■ INSTRUCTION 1 ■
In the stablecoin article, what do officials say they are exploring?
■ INSTRUCTION 2 ■
Carry on the article about China's stablecoin order from where it stops.

* Start EXTRACTED TEXT *

China Orders Brokers to Stop Promoting Stablecoins

China Tells Brokers to Stop Touting Stablecoins to Cool Frenzy

What to Know

  • China has instructed brokerages and think tanks to halt stablecoin endorsements and promotions.

  • The move aims to curb speculative hype, fraud risk and protect financial stability.

  • Officials are exploring yuan-backed stablecoins.

China’s financial regulators have ordered local brokerage firms and research institutions to stop promoting stablecoins, in a fresh sign of Beijing’s cautious approach to the fast-growing digital asset class. According to a Bloomberg report, the guidance issued in late July and early August requires canceling public seminars, halting research publication, and avoiding any activities that could be seen as endorsing stablecoins.

* End EXTRACTED TEXT *
* Start MATERIAL PROVIDED *

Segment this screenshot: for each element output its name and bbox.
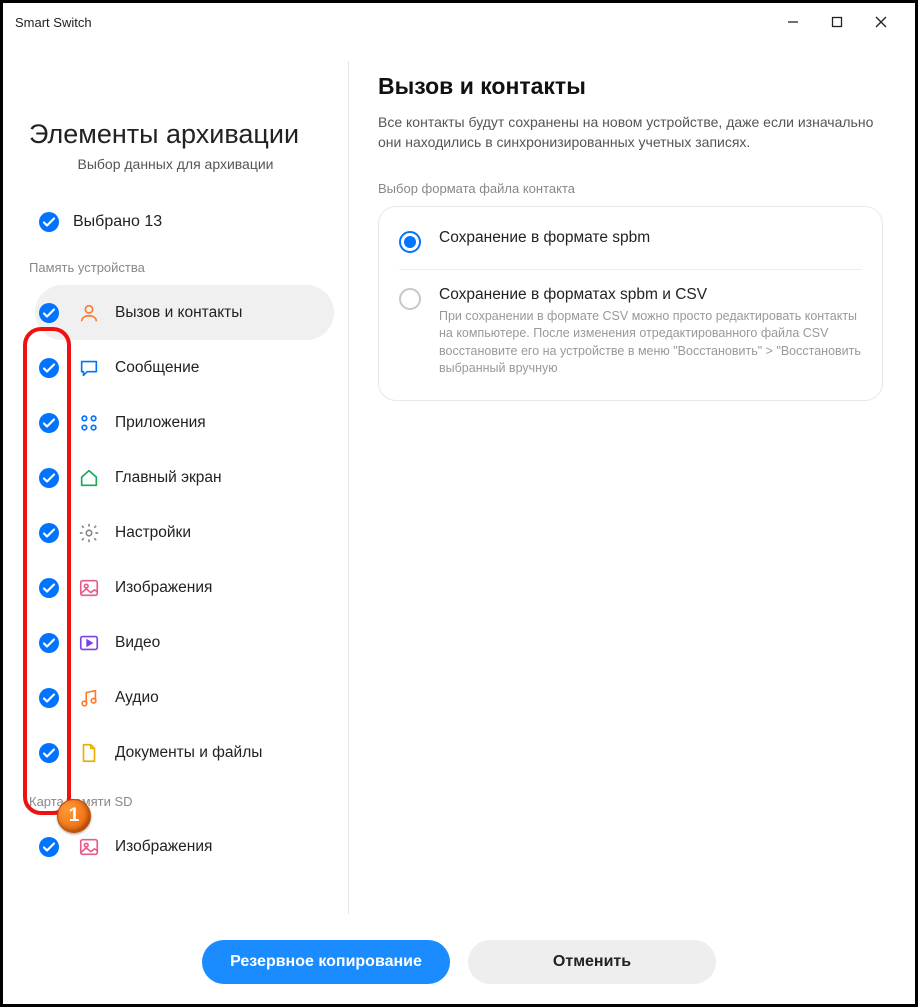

* End MATERIAL PROVIDED *

■ EXPECTED OUTPUT 1 ■
Yuan-backed stablecoins.

■ EXPECTED OUTPUT 2 ■
The China Securities Regulatory Commission (CSRC) and the People’s Bank of China (PBoC) have not issued public statements, but people familiar with the matter say the move is aimed at preventing market instability and avoiding the kind of speculative mania that has fueled past crypto bubbles.

Why China Is Acting Now

Stablecoins generally maintain their value over time, typically by being pegged to fiat currencies like the US dollar. Chinese regulators, however, are concerned that they might be exploited as new avenues for illicit money raising, cross-border money transfers, and scams. In the past few weeks, local governments in Beijing, Suzhou, and Zhejiang province have sent out risk alerts to warn people about scams involving virtual currencies and stablecoins.

Christopher Wong, a Singapore-based currency strategist at Oversea-Chinese Banking Corp., noted that Chinese policymakers tend to avoid hype in financial markets: “There’s still a worry that not everyone understands the risks of crypto. Policymakers don’t want herd mentality driving investments into assets people don’t fully understand.”

OTC trade is still going strong even after China outlawed Bitcoin trading completely in 2021. China’s over-the-counter transactions reached $75 billion in the first nine months of 2024, according to Chainalysis, demonstrating high demand for crypto in spite of restrictions.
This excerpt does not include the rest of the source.